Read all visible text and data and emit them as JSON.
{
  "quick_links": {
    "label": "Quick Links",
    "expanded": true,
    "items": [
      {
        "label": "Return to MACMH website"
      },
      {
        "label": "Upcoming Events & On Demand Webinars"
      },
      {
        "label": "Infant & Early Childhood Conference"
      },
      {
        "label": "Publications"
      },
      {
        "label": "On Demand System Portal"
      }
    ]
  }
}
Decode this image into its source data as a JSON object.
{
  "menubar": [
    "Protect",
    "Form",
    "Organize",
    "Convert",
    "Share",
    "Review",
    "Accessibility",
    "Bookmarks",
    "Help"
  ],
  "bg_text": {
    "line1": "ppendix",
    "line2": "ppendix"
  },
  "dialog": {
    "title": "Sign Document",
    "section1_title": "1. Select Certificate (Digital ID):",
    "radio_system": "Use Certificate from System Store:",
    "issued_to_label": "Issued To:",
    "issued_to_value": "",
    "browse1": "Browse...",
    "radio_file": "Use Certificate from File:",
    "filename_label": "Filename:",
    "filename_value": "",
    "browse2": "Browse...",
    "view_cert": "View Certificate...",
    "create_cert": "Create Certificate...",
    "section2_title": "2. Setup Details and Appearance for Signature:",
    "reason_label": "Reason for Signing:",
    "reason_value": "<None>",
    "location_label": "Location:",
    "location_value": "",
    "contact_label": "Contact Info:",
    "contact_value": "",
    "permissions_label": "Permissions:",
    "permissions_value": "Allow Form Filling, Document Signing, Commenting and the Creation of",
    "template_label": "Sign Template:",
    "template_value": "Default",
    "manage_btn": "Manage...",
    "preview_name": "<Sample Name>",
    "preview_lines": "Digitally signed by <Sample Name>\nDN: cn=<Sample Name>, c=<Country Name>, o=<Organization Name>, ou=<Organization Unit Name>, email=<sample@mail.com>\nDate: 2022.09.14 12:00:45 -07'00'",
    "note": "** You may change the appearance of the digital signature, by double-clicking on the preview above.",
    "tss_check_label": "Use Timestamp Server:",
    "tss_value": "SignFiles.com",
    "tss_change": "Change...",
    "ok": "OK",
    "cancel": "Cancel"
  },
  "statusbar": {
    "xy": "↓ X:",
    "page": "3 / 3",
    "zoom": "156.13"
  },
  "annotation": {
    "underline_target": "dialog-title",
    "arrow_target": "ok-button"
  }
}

PROMPT: Collect the lines of the data that carry the word "Signing".

SOLUTION FOR THIS EXERCISE:
    "reason_label": "Reason for Signing:",
    "permissions_value": "Allow Form Filling, Document Signing, Commenting and the Creation of",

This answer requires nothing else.